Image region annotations
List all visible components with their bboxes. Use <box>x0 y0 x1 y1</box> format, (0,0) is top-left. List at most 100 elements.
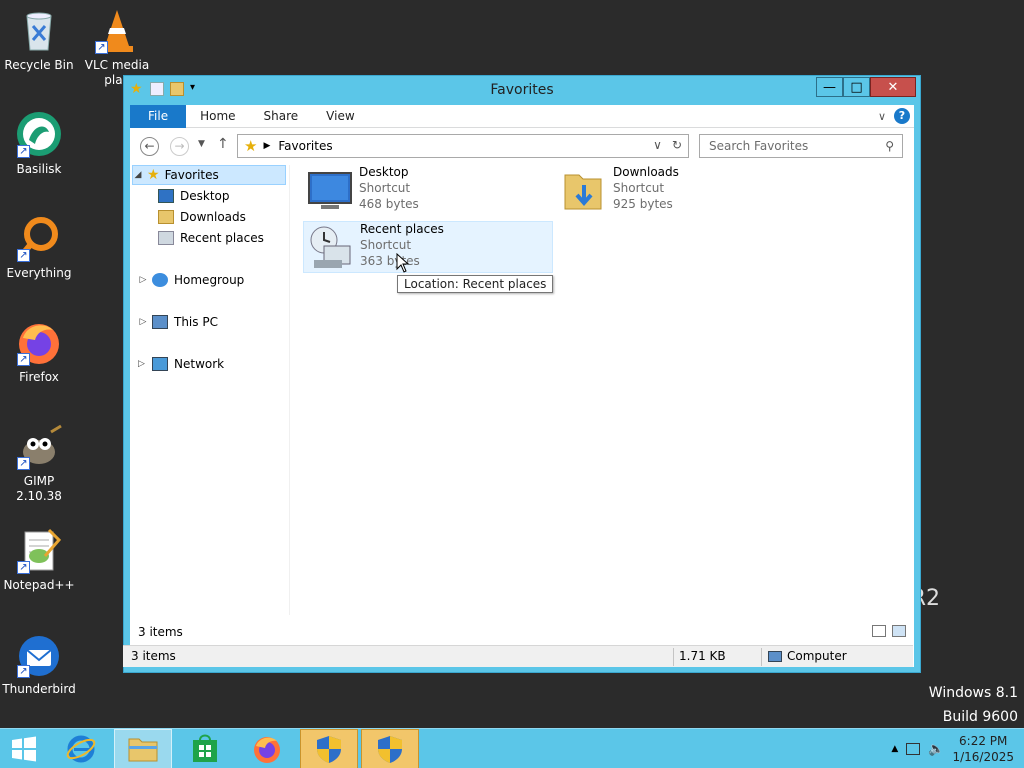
file-tile-downloads[interactable]: Downloads Shortcut 925 bytes <box>557 165 807 217</box>
address-dropdown-icon[interactable]: ∨ <box>653 138 662 152</box>
taskbar-shield-app-2[interactable] <box>361 729 419 768</box>
internet-explorer-icon <box>66 735 96 763</box>
shortcut-arrow-icon: ↗ <box>17 665 30 678</box>
up-button[interactable]: ↑ <box>217 136 229 152</box>
nav-label: Downloads <box>180 210 246 224</box>
item-count-bar: 3 items <box>130 621 914 643</box>
network-status-icon[interactable] <box>906 743 921 755</box>
desktop-icon-recycle-bin[interactable]: Recycle Bin <box>0 6 78 73</box>
title-bar[interactable]: ★ ▾ Favorites — □ ✕ <box>124 76 920 105</box>
window-title: Favorites <box>490 82 554 98</box>
taskbar-firefox[interactable] <box>238 729 296 768</box>
desktop-icon-label: Basilisk <box>16 162 62 176</box>
breadcrumb-location[interactable]: Favorites <box>278 139 332 153</box>
file-tile-desktop[interactable]: Desktop Shortcut 468 bytes <box>303 165 553 217</box>
firefox-icon <box>254 737 280 763</box>
close-button[interactable]: ✕ <box>870 77 916 97</box>
taskbar-shield-app-1[interactable] <box>300 729 358 768</box>
search-box[interactable]: Search Favorites ⚲ <box>699 134 903 158</box>
tab-home[interactable]: Home <box>186 105 249 128</box>
nav-label: Network <box>174 357 225 371</box>
desktop-icon-gimp[interactable]: ↗ GIMP 2.10.38 <box>0 422 78 504</box>
taskbar: ▲ 🔈 6:22 PM 1/16/2025 <box>0 728 1024 768</box>
downloads-shortcut-icon <box>561 167 607 213</box>
nav-label: Favorites <box>164 168 219 182</box>
desktop-icon-thunderbird[interactable]: ↗ Thunderbird <box>0 630 78 697</box>
minimize-button[interactable]: — <box>816 77 843 97</box>
refresh-icon[interactable]: ↻ <box>672 138 682 152</box>
gimp-icon: ↗ <box>15 422 63 470</box>
ribbon-right-controls: ∨ ? <box>878 108 910 124</box>
computer-icon <box>768 651 782 662</box>
help-icon[interactable]: ? <box>894 108 910 124</box>
forward-button[interactable]: → <box>170 137 189 156</box>
recent-places-icon <box>158 231 174 245</box>
file-size: 468 bytes <box>359 197 419 211</box>
desktop-icon-firefox[interactable]: ↗ Firefox <box>0 318 78 385</box>
file-size: 925 bytes <box>613 197 673 211</box>
tab-share[interactable]: Share <box>250 105 313 128</box>
clock-time: 6:22 PM <box>959 734 1008 748</box>
store-icon <box>193 734 217 762</box>
desktop-icon-basilisk[interactable]: ↗ Basilisk <box>0 110 78 177</box>
search-icon[interactable]: ⚲ <box>885 135 894 157</box>
nav-label: Homegroup <box>174 273 245 287</box>
homegroup-icon <box>152 273 168 287</box>
location-tooltip: Location: Recent places <box>397 275 554 293</box>
desktop-icon-label: Thunderbird <box>2 682 76 696</box>
forward-arrow-icon: → <box>174 139 185 153</box>
details-view-icon[interactable] <box>872 625 886 637</box>
system-tray: ▲ 🔈 6:22 PM 1/16/2025 <box>891 729 1024 768</box>
watermark-build: Build 9600 <box>942 709 1018 725</box>
maximize-button[interactable]: □ <box>843 77 870 97</box>
item-count: 3 items <box>138 625 183 639</box>
nav-item-favorites[interactable]: ◢ ★ Favorites <box>132 165 286 185</box>
desktop-icon <box>158 189 174 203</box>
breadcrumb-chevron-icon[interactable]: ▶ <box>263 141 270 151</box>
desktop-icon-notepadpp[interactable]: ↗ Notepad++ <box>0 526 78 593</box>
nav-item-downloads[interactable]: Downloads <box>158 207 246 227</box>
clock-date: 1/16/2025 <box>952 750 1014 764</box>
view-switcher <box>872 625 906 637</box>
shortcut-arrow-icon: ↗ <box>17 457 30 470</box>
desktop-icon-everything[interactable]: ↗ Everything <box>0 214 78 281</box>
nav-item-recent-places[interactable]: Recent places <box>158 228 264 248</box>
desktop-icon-label: Recycle Bin <box>4 58 74 72</box>
address-bar[interactable]: ★ ▶ Favorites ∨ ↻ <box>237 134 689 158</box>
expand-icon[interactable]: ▷ <box>138 312 148 332</box>
clock[interactable]: 6:22 PM 1/16/2025 <box>952 733 1014 765</box>
tab-view[interactable]: View <box>312 105 368 128</box>
expand-icon[interactable]: ▷ <box>138 359 145 369</box>
desktop-icon-label: Firefox <box>19 370 59 384</box>
large-icons-view-icon[interactable] <box>892 625 906 637</box>
desktop-icon-label: GIMP 2.10.38 <box>16 474 62 503</box>
start-button[interactable] <box>0 729 48 768</box>
taskbar-internet-explorer[interactable] <box>52 729 110 768</box>
network-icon <box>152 357 168 371</box>
explorer-window: ★ ▾ Favorites — □ ✕ File Home Share View… <box>123 75 921 673</box>
back-arrow-icon: ← <box>144 139 155 153</box>
recent-places-shortcut-icon <box>308 224 354 270</box>
nav-item-desktop[interactable]: Desktop <box>158 186 230 206</box>
basilisk-icon: ↗ <box>15 110 63 158</box>
volume-icon[interactable]: 🔈 <box>928 742 944 757</box>
expand-ribbon-icon[interactable]: ∨ <box>878 110 886 123</box>
file-name: Recent places <box>360 222 444 236</box>
taskbar-store[interactable] <box>176 729 234 768</box>
nav-item-network[interactable]: Network <box>138 354 224 374</box>
nav-item-this-pc[interactable]: ▷ This PC <box>138 312 218 332</box>
taskbar-file-explorer[interactable] <box>114 729 172 768</box>
back-button[interactable]: ← <box>140 137 159 156</box>
show-hidden-icons-icon[interactable]: ▲ <box>891 744 898 754</box>
expand-icon[interactable]: ▷ <box>138 270 148 290</box>
minimize-icon: — <box>823 79 836 95</box>
tab-file[interactable]: File <box>130 104 187 128</box>
file-tile-recent-places[interactable]: Recent places Shortcut 363 bytes <box>303 221 553 273</box>
nav-item-homegroup[interactable]: ▷ Homegroup <box>138 270 244 290</box>
collapse-icon[interactable]: ◢ <box>133 165 143 185</box>
recycle-bin-icon <box>15 6 63 54</box>
favorites-star-icon: ★ <box>244 137 258 155</box>
file-type: Shortcut <box>359 181 411 195</box>
recent-locations-dropdown[interactable]: ▼ <box>198 139 205 149</box>
window-client-area: File Home Share View ∨ ? ← → ▼ ↑ ★ ▶ Fav… <box>130 104 914 667</box>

◆ Prompt: Rewrite all the lines above, changing "Recycle Bin" to "Trash" and leaving everything else as it is. Leave the pictures out.

◆ Reply:
List all visible components with their bboxes. Use <box>x0 y0 x1 y1</box> format, (0,0) is top-left. List at most 100 elements.
file-tile-downloads[interactable]: Downloads Shortcut 925 bytes <box>557 165 807 217</box>
address-dropdown-icon[interactable]: ∨ <box>653 138 662 152</box>
taskbar-shield-app-2[interactable] <box>361 729 419 768</box>
internet-explorer-icon <box>66 735 96 763</box>
shortcut-arrow-icon: ↗ <box>17 665 30 678</box>
up-button[interactable]: ↑ <box>217 136 229 152</box>
nav-label: Downloads <box>180 210 246 224</box>
item-count-bar: 3 items <box>130 621 914 643</box>
network-status-icon[interactable] <box>906 743 921 755</box>
desktop-icon-recycle-bin[interactable]: Trash <box>0 6 78 73</box>
title-bar[interactable]: ★ ▾ Favorites — □ ✕ <box>124 76 920 105</box>
window-title: Favorites <box>490 82 554 98</box>
taskbar-firefox[interactable] <box>238 729 296 768</box>
desktop-icon-label: Basilisk <box>16 162 62 176</box>
breadcrumb-location[interactable]: Favorites <box>278 139 332 153</box>
file-tile-desktop[interactable]: Desktop Shortcut 468 bytes <box>303 165 553 217</box>
firefox-icon <box>254 737 280 763</box>
close-button[interactable]: ✕ <box>870 77 916 97</box>
taskbar-shield-app-1[interactable] <box>300 729 358 768</box>
search-box[interactable]: Search Favorites ⚲ <box>699 134 903 158</box>
tab-home[interactable]: Home <box>186 105 249 128</box>
nav-label: Network <box>174 357 225 371</box>
desktop-icon-gimp[interactable]: ↗ GIMP 2.10.38 <box>0 422 78 504</box>
taskbar: ▲ 🔈 6:22 PM 1/16/2025 <box>0 728 1024 768</box>
downloads-shortcut-icon <box>561 167 607 213</box>
nav-label: Favorites <box>164 168 219 182</box>
desktop-icon-thunderbird[interactable]: ↗ Thunderbird <box>0 630 78 697</box>
minimize-button[interactable]: — <box>816 77 843 97</box>
refresh-icon[interactable]: ↻ <box>672 138 682 152</box>
gimp-icon: ↗ <box>15 422 63 470</box>
ribbon-right-controls: ∨ ? <box>878 108 910 124</box>
computer-icon <box>768 651 782 662</box>
help-icon[interactable]: ? <box>894 108 910 124</box>
forward-button[interactable]: → <box>170 137 189 156</box>
recent-places-icon <box>158 231 174 245</box>
file-size: 468 bytes <box>359 197 419 211</box>
desktop-icon-firefox[interactable]: ↗ Firefox <box>0 318 78 385</box>
file-size: 925 bytes <box>613 197 673 211</box>
tab-share[interactable]: Share <box>250 105 313 128</box>
clock-time: 6:22 PM <box>959 734 1008 748</box>
store-icon <box>193 734 217 762</box>
desktop-icon-basilisk[interactable]: ↗ Basilisk <box>0 110 78 177</box>
search-icon[interactable]: ⚲ <box>885 135 894 157</box>
nav-label: Homegroup <box>174 273 245 287</box>
homegroup-icon <box>152 273 168 287</box>
location-tooltip: Location: Recent places <box>397 275 554 293</box>
desktop-icon-label: Thunderbird <box>2 682 76 696</box>
forward-arrow-icon: → <box>174 139 185 153</box>
details-view-icon[interactable] <box>872 625 886 637</box>
system-tray: ▲ 🔈 6:22 PM 1/16/2025 <box>891 729 1024 768</box>
watermark-build: Build 9600 <box>942 709 1018 725</box>
maximize-button[interactable]: □ <box>843 77 870 97</box>
item-count: 3 items <box>138 625 183 639</box>
nav-item-favorites[interactable]: ◢ ★ Favorites <box>132 165 286 185</box>
desktop-icon <box>158 189 174 203</box>
breadcrumb-chevron-icon[interactable]: ▶ <box>263 141 270 151</box>
desktop-icon-notepadpp[interactable]: ↗ Notepad++ <box>0 526 78 593</box>
nav-item-downloads[interactable]: Downloads <box>158 207 246 227</box>
clock-date: 1/16/2025 <box>952 750 1014 764</box>
view-switcher <box>872 625 906 637</box>
shortcut-arrow-icon: ↗ <box>17 457 30 470</box>
desktop-icon-everything[interactable]: ↗ Everything <box>0 214 78 281</box>
nav-item-recent-places[interactable]: Recent places <box>158 228 264 248</box>
desktop-icon-label: Trash <box>4 58 74 72</box>
address-bar[interactable]: ★ ▶ Favorites ∨ ↻ <box>237 134 689 158</box>
expand-icon[interactable]: ▷ <box>138 312 148 332</box>
clock[interactable]: 6:22 PM 1/16/2025 <box>952 733 1014 765</box>
tab-view[interactable]: View <box>312 105 368 128</box>
expand-icon[interactable]: ▷ <box>138 359 145 369</box>
desktop-icon-label: Firefox <box>19 370 59 384</box>
large-icons-view-icon[interactable] <box>892 625 906 637</box>
desktop-icon-label: GIMP 2.10.38 <box>16 474 62 503</box>
start-button[interactable] <box>0 729 48 768</box>
taskbar-internet-explorer[interactable] <box>52 729 110 768</box>
network-icon <box>152 357 168 371</box>
explorer-window: ★ ▾ Favorites — □ ✕ File Home Share View… <box>123 75 921 673</box>
back-arrow-icon: ← <box>144 139 155 153</box>
recent-places-shortcut-icon <box>308 224 354 270</box>
nav-item-desktop[interactable]: Desktop <box>158 186 230 206</box>
basilisk-icon: ↗ <box>15 110 63 158</box>
volume-icon[interactable]: 🔈 <box>928 742 944 757</box>
expand-ribbon-icon[interactable]: ∨ <box>878 110 886 123</box>
file-name: Recent places <box>360 222 444 236</box>
taskbar-store[interactable] <box>176 729 234 768</box>
nav-item-network[interactable]: Network <box>138 354 224 374</box>
nav-item-this-pc[interactable]: ▷ This PC <box>138 312 218 332</box>
taskbar-file-explorer[interactable] <box>114 729 172 768</box>
back-button[interactable]: ← <box>140 137 159 156</box>
show-hidden-icons-icon[interactable]: ▲ <box>891 744 898 754</box>
expand-icon[interactable]: ▷ <box>138 270 148 290</box>
minimize-icon: — <box>823 79 836 95</box>
tab-file[interactable]: File <box>130 104 187 128</box>
file-tile-recent-places[interactable]: Recent places Shortcut 363 bytes <box>303 221 553 273</box>
nav-item-homegroup[interactable]: ▷ Homegroup <box>138 270 244 290</box>
collapse-icon[interactable]: ◢ <box>133 165 143 185</box>
recycle-bin-icon <box>15 6 63 54</box>
favorites-star-icon: ★ <box>244 137 258 155</box>
file-type: Shortcut <box>359 181 411 195</box>
recent-locations-dropdown[interactable]: ▼ <box>198 139 205 149</box>
window-client-area: File Home Share View ∨ ? ← → ▼ ↑ ★ ▶ Fav… <box>130 104 914 667</box>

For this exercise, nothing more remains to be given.